▶ [WHAT YOU SHOULD DO]
Repeat the entire listing exactly.

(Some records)
--------------------

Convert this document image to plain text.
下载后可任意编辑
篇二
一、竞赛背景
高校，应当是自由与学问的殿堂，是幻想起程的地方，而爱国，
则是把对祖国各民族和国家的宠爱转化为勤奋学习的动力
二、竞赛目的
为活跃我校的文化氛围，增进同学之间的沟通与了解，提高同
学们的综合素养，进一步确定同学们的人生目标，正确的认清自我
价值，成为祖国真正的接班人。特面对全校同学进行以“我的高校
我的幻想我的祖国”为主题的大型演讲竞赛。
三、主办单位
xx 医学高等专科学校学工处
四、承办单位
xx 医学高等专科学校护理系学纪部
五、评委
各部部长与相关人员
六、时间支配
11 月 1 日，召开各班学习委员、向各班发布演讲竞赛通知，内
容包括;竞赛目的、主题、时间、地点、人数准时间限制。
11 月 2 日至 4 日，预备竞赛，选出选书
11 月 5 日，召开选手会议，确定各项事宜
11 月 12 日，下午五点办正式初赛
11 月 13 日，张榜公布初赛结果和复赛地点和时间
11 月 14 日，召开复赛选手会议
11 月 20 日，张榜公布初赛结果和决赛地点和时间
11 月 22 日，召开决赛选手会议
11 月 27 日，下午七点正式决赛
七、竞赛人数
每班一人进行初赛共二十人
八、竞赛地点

--------------------

▶ [THE REPLY]
Convert this document image to plain text.
下载后可任意编辑
篇二
一、竞赛背景
高校，应当是自由与学问的殿堂，是幻想起程的地方，而爱国，
则是把对祖国各民族和国家的宠爱转化为勤奋学习的动力
二、竞赛目的
为活跃我校的文化氛围，增进同学之间的沟通与了解，提高同
学们的综合素养，进一步确定同学们的人生目标，正确的认清自我
价值，成为祖国真正的接班人。特面对全校同学进行以“我的高校
我的幻想我的祖国”为主题的大型演讲竞赛。
三、主办单位
xx 医学高等专科学校学工处
四、承办单位
xx 医学高等专科学校护理系学纪部
五、评委
各部部长与相关人员
六、时间支配
11 月 1 日，召开各班学习委员、向各班发布演讲竞赛通知，内
容包括;竞赛目的、主题、时间、地点、人数准时间限制。
11 月 2 日至 4 日，预备竞赛，选出选书
11 月 5 日，召开选手会议，确定各项事宜
11 月 12 日，下午五点办正式初赛
11 月 13 日，张榜公布初赛结果和复赛地点和时间
11 月 14 日，召开复赛选手会议
11 月 20 日，张榜公布初赛结果和决赛地点和时间
11 月 22 日，召开决赛选手会议
11 月 27 日，下午七点正式决赛
七、竞赛人数
每班一人进行初赛共二十人
八、竞赛地点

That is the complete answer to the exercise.